## Task:
Copy each line of the material below that includes the string "ffffff".

## Entries supplied:
··········

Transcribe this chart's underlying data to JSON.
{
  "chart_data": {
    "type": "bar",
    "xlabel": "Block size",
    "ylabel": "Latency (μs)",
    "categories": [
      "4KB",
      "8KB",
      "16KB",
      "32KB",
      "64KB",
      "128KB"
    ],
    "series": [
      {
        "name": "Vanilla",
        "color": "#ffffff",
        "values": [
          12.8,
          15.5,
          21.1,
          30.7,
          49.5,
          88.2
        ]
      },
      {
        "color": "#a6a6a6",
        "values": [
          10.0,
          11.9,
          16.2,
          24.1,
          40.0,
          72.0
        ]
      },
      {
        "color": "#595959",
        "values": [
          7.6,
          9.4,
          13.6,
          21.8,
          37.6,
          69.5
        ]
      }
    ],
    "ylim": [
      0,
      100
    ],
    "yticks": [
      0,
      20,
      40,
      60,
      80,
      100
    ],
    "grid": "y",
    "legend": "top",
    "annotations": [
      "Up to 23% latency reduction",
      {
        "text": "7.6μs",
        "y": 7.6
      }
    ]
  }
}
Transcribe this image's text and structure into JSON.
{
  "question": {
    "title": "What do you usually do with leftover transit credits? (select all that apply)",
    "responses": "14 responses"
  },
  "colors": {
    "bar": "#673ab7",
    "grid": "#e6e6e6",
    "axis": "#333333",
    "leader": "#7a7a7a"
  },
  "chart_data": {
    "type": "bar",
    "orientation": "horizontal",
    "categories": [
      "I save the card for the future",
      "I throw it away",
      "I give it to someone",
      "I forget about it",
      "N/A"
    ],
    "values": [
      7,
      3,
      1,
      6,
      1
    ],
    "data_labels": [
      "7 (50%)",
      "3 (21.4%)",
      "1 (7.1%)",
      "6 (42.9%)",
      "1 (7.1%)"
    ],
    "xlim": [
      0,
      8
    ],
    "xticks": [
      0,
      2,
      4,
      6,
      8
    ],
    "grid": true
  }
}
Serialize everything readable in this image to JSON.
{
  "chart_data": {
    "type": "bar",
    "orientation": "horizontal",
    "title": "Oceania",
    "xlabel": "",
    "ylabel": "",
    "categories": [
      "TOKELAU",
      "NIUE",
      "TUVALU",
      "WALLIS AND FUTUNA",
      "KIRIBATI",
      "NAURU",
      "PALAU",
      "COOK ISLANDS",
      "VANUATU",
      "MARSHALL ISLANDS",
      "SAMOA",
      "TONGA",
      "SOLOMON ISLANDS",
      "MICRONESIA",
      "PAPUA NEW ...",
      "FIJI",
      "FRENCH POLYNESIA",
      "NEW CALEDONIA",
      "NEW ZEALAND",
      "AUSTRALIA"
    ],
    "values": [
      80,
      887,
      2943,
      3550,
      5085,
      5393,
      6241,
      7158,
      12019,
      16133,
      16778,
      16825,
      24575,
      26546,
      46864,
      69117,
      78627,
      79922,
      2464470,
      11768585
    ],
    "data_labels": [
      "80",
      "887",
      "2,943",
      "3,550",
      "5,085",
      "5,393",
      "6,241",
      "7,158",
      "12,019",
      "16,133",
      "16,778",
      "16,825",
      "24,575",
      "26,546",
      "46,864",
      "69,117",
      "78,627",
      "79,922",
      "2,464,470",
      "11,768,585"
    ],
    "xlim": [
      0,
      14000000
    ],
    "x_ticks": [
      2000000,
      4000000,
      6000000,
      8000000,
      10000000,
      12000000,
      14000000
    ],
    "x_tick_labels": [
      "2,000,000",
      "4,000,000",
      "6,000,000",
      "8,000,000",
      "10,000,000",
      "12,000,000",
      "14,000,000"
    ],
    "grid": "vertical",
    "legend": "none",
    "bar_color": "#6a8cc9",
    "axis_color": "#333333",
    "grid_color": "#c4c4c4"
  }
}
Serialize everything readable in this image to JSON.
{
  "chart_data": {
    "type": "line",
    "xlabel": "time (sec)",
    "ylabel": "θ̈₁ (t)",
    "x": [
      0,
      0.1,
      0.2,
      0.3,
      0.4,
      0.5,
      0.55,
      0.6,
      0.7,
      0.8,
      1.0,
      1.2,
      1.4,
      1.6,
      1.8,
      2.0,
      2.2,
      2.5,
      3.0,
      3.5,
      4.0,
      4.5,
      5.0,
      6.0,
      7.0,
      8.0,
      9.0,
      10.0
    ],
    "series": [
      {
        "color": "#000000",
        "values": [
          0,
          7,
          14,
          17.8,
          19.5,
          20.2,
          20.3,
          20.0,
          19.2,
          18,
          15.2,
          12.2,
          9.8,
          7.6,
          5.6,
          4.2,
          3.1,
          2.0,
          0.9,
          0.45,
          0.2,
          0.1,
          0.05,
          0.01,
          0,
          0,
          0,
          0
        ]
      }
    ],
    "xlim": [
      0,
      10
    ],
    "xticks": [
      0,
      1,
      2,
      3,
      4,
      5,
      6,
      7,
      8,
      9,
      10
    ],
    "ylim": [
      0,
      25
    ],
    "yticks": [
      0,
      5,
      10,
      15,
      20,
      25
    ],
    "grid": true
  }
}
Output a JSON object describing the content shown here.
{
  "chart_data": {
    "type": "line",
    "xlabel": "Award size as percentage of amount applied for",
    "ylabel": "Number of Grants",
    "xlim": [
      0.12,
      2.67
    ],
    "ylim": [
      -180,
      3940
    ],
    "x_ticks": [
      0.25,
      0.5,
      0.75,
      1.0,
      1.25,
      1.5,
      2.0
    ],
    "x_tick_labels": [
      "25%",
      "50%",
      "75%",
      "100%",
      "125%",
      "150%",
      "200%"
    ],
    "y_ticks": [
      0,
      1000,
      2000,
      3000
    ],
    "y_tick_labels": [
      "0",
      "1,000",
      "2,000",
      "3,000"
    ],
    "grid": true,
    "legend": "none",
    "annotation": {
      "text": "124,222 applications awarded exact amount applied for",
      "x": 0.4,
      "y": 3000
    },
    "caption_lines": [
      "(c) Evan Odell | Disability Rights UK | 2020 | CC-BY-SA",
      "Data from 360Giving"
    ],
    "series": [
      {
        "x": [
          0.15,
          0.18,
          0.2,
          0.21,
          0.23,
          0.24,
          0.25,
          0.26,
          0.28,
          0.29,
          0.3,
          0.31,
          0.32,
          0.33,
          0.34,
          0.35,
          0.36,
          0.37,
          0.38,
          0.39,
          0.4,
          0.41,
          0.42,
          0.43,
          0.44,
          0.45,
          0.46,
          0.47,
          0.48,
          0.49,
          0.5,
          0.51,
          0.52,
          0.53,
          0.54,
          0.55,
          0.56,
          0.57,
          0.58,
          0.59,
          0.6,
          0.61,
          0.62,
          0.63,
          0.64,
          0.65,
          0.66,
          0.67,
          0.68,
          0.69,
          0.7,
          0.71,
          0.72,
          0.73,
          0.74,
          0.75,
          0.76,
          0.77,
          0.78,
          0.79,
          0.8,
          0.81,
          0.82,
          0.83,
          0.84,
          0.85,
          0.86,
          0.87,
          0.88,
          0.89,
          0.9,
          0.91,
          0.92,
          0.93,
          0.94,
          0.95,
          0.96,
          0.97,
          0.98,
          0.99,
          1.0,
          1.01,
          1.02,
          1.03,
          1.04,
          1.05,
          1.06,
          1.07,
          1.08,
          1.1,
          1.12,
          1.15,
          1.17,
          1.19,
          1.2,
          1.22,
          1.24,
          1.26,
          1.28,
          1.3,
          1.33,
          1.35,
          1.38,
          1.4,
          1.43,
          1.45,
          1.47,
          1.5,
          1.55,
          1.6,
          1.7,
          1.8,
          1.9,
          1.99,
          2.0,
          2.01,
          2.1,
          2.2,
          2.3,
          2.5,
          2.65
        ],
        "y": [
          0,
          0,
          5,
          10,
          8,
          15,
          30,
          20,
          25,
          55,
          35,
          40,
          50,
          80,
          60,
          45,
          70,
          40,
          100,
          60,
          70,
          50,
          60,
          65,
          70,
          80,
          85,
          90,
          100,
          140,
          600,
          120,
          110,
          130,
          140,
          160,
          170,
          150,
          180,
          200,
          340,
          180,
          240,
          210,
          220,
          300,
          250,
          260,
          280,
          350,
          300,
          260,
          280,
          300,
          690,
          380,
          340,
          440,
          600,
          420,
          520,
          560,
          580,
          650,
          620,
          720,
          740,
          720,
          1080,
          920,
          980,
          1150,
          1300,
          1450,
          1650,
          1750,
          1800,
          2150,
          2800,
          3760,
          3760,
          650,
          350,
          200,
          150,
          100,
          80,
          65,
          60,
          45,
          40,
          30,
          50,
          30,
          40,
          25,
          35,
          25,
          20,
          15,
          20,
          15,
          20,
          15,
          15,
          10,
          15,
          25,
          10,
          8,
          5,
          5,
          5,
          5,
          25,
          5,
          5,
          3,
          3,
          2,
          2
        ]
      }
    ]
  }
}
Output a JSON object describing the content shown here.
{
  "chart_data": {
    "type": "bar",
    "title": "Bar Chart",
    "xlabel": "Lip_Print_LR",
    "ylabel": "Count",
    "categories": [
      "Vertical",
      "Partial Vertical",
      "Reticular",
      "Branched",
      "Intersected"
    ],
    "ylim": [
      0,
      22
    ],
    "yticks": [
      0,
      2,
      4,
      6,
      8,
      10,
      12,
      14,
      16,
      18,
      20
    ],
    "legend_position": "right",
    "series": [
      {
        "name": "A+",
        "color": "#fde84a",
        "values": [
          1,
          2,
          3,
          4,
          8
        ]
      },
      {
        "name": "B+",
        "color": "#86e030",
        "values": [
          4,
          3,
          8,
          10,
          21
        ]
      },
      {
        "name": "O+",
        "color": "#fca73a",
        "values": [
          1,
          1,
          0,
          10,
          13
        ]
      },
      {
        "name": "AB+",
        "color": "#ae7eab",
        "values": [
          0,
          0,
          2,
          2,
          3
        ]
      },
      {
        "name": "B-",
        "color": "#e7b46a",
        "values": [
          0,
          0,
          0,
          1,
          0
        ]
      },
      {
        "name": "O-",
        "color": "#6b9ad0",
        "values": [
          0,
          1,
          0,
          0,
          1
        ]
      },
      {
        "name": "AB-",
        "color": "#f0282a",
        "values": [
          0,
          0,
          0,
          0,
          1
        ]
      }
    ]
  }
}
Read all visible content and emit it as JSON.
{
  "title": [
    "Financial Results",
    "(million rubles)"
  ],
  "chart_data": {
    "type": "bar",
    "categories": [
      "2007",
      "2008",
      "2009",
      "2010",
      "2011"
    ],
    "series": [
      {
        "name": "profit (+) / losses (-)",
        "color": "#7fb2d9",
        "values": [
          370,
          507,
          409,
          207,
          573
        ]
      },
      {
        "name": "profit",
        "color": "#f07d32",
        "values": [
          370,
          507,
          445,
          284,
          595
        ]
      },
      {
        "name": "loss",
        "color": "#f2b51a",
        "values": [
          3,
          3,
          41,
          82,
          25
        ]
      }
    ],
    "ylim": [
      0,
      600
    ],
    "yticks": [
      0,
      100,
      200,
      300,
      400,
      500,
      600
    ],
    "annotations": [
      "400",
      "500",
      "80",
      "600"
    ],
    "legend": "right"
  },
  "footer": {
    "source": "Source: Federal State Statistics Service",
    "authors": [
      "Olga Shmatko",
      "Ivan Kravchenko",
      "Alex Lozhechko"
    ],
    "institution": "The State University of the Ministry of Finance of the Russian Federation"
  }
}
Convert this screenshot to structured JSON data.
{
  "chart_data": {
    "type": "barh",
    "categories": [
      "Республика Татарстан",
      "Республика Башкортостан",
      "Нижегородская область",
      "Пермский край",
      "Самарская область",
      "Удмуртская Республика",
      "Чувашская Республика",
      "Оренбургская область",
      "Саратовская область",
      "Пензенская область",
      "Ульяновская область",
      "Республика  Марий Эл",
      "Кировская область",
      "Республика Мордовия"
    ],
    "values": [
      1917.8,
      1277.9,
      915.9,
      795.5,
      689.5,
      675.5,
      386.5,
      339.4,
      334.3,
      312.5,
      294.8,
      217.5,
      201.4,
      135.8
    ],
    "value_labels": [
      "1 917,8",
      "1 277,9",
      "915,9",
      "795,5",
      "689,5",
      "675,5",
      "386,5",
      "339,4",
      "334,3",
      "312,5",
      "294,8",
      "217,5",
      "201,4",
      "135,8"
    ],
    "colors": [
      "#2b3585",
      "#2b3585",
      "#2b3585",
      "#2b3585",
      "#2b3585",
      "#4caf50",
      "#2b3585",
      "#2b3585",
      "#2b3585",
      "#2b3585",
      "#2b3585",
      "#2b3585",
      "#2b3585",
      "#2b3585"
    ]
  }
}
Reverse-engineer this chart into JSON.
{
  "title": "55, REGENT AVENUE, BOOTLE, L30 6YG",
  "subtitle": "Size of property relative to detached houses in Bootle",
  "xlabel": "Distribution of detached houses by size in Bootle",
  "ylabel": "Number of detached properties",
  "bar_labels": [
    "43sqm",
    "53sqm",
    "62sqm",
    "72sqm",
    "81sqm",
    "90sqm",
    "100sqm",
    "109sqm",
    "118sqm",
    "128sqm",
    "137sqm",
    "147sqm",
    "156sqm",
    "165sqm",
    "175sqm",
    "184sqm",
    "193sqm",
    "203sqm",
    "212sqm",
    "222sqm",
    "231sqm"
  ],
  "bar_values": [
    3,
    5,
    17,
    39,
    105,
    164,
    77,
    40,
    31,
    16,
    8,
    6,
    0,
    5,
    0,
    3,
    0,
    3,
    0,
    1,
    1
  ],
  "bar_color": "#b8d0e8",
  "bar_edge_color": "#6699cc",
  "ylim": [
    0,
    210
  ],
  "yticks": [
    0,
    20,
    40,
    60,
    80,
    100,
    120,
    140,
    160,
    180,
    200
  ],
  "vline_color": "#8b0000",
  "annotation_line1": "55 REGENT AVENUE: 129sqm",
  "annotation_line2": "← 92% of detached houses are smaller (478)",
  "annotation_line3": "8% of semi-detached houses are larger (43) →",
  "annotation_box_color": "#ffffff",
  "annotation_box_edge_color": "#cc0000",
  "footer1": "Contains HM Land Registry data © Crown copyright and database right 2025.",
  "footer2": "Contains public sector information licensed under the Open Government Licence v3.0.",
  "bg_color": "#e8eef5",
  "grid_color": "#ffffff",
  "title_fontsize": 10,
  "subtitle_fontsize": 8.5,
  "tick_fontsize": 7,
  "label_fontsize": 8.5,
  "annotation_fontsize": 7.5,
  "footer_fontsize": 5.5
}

··········

## The output:
        "color": "#ffffff",
  "annotation_box_color": "#ffffff",
  "grid_color": "#ffffff",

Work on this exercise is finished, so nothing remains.